Your task | Output each entry verbatim and exclude every picture from it.

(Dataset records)
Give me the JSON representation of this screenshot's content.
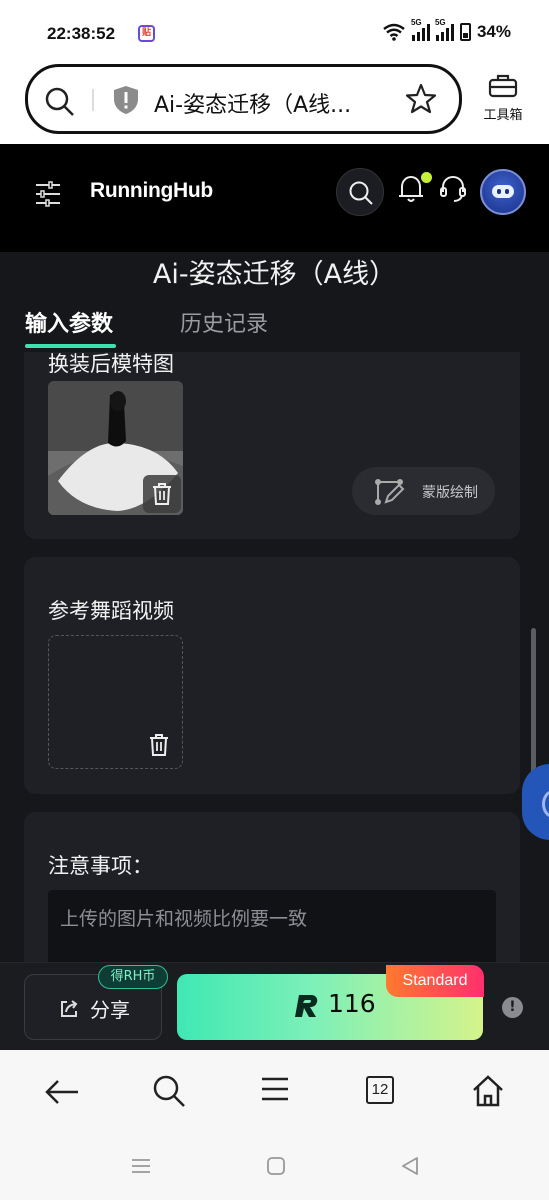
{
  "status": {
    "time": "22:38:52",
    "app_badge": "贴",
    "net1": "5G",
    "net2": "5G",
    "battery": "34%"
  },
  "browser": {
    "url_title": "Ai-姿态迁移（A线...",
    "toolbox_label": "工具箱"
  },
  "app": {
    "logo": "RunningHub"
  },
  "page": {
    "title": "Ai-姿态迁移（A线）",
    "tabs": {
      "input": "输入参数",
      "history": "历史记录"
    }
  },
  "card1": {
    "title": "换装后模特图",
    "mask_button": "蒙版绘制"
  },
  "card2": {
    "title": "参考舞蹈视频"
  },
  "card3": {
    "title": "注意事项：",
    "note": "上传的图片和视频比例要一致"
  },
  "actionbar": {
    "share_label": "分享",
    "earn_badge": "得RH币",
    "run_count": "116",
    "plan_badge": "Standard",
    "info": "!"
  },
  "browser_nav": {
    "tab_count": "12"
  }
}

Result of this exercise |
Give me the JSON representation of this screenshot's content.
{
  "status": {
    "time": "22:38:52",
    "app_badge": "贴",
    "net1": "5G",
    "net2": "5G",
    "battery": "34%"
  },
  "browser": {
    "url_title": "Ai-姿态迁移（A线...",
    "toolbox_label": "工具箱"
  },
  "app": {
    "logo": "RunningHub"
  },
  "page": {
    "title": "Ai-姿态迁移（A线）",
    "tabs": {
      "input": "输入参数",
      "history": "历史记录"
    }
  },
  "card1": {
    "title": "换装后模特图",
    "mask_button": "蒙版绘制"
  },
  "card2": {
    "title": "参考舞蹈视频"
  },
  "card3": {
    "title": "注意事项：",
    "note": "上传的图片和视频比例要一致"
  },
  "actionbar": {
    "share_label": "分享",
    "earn_badge": "得RH币",
    "run_count": "116",
    "plan_badge": "Standard",
    "info": "!"
  },
  "browser_nav": {
    "tab_count": "12"
  }
}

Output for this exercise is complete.